PROBLEM DESCRIPTION ▸
A copy is needed of each line in the records that has the word "Immunol".
════════
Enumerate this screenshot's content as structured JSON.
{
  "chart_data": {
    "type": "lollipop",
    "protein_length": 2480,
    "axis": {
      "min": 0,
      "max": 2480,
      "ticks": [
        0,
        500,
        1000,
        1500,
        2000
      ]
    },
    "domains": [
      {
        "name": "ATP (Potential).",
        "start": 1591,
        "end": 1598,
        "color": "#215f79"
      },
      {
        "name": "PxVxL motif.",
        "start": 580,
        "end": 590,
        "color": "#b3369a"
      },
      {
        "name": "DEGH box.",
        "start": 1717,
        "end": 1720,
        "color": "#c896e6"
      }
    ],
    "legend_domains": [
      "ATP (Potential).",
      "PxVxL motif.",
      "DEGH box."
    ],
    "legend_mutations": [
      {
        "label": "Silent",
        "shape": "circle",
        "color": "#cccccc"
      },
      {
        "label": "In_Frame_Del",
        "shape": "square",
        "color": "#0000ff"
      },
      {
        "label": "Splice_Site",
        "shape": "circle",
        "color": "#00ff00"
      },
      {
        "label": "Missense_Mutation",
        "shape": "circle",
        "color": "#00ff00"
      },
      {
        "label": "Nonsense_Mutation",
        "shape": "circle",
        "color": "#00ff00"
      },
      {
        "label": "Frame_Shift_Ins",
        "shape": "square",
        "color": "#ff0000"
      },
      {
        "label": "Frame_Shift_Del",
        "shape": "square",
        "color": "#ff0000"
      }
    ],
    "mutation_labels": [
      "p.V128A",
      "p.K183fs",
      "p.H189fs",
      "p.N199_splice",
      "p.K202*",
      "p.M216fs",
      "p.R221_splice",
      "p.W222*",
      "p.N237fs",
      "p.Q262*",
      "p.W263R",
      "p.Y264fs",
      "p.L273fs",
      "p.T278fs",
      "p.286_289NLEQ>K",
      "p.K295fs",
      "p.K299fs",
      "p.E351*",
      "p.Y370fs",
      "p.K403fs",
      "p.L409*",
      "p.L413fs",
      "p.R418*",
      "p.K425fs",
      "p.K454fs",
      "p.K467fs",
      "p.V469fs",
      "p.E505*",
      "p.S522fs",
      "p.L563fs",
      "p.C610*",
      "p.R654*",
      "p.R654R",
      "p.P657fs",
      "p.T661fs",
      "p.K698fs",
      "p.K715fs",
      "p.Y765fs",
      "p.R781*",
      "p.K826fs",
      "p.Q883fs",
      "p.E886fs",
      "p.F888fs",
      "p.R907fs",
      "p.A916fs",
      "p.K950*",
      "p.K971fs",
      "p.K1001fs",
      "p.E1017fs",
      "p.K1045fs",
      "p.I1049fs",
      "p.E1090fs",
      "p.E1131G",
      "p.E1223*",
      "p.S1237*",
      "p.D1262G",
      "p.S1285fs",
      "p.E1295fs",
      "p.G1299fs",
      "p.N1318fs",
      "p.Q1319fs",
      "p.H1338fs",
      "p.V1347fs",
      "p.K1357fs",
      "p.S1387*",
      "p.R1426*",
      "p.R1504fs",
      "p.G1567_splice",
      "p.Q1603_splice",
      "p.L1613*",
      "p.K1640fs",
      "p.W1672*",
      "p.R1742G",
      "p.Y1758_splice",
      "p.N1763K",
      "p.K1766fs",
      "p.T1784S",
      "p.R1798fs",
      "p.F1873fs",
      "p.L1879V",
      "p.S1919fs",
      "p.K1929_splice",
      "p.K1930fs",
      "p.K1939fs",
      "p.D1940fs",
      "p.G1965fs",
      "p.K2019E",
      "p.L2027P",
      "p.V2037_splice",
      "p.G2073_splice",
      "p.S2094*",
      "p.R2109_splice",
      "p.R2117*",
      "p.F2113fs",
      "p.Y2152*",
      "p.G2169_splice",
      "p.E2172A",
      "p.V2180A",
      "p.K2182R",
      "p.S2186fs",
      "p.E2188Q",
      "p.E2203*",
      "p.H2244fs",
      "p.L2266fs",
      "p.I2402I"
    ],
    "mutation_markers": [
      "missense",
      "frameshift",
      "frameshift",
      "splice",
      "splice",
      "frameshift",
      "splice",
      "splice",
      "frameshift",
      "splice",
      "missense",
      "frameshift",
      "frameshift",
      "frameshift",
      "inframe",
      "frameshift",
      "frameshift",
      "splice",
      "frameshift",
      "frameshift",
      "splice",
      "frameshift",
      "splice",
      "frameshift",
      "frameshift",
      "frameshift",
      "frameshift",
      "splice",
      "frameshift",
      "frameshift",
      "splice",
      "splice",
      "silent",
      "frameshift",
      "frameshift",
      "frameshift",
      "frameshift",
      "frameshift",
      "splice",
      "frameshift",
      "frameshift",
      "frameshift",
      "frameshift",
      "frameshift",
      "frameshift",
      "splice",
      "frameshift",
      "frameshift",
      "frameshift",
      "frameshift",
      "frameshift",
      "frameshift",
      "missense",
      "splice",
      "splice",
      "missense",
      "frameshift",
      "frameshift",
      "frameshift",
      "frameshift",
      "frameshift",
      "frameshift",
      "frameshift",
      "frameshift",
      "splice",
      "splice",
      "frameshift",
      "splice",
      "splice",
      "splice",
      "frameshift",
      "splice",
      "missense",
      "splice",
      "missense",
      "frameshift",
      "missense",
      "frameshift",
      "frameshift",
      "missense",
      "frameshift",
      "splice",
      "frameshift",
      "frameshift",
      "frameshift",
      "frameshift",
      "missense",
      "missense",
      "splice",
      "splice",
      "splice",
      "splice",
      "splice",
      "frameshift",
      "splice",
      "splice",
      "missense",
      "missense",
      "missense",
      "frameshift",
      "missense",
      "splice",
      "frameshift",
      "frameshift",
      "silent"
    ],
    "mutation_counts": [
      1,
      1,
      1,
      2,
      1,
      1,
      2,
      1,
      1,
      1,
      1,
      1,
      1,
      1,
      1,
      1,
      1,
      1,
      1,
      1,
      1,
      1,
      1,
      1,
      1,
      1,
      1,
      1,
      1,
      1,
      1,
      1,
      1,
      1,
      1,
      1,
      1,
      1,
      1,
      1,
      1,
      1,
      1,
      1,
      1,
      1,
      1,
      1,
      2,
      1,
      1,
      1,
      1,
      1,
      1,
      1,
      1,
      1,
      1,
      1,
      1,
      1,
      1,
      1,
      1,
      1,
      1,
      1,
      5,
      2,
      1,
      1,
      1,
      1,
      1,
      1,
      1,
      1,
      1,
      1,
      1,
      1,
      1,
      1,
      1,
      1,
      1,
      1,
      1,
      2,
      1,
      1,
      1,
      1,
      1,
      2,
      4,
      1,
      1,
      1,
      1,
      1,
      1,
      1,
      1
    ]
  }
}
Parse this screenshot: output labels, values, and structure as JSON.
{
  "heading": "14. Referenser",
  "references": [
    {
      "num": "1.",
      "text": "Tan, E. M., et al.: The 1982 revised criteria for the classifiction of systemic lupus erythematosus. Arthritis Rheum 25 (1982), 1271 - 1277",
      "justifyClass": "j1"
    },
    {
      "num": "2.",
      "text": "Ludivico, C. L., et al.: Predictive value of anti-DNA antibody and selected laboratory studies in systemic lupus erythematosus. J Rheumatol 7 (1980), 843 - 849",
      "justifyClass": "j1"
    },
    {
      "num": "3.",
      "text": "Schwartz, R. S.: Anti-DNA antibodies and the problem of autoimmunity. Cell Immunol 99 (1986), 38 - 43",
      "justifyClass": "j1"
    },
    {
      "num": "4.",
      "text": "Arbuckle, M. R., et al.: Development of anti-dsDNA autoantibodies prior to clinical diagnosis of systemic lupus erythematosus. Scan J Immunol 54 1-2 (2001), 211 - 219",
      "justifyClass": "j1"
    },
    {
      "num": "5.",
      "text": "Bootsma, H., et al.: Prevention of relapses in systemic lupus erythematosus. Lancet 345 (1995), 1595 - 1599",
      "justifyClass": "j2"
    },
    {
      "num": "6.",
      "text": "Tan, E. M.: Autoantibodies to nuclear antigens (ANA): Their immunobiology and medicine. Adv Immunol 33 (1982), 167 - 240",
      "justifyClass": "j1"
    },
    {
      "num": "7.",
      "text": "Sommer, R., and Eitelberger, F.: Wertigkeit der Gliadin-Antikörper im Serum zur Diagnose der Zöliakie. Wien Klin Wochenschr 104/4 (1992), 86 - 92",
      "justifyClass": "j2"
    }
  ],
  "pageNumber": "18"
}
════════
ANSWER BELOW ▸
      "text": "Schwartz, R. S.: Anti-DNA antibodies and the problem of autoimmunity. Cell Immunol 99 (1986), 38 - 43",
      "text": "Arbuckle, M. R., et al.: Development of anti-dsDNA autoantibodies prior to clinical diagnosis of systemic lupus erythematosus. Scan J Immunol 54 1-2 (2001), 211 - 219",
      "text": "Tan, E. M.: Autoantibodies to nuclear antigens (ANA): Their immunobiology and medicine. Adv Immunol 33 (1982), 167 - 240",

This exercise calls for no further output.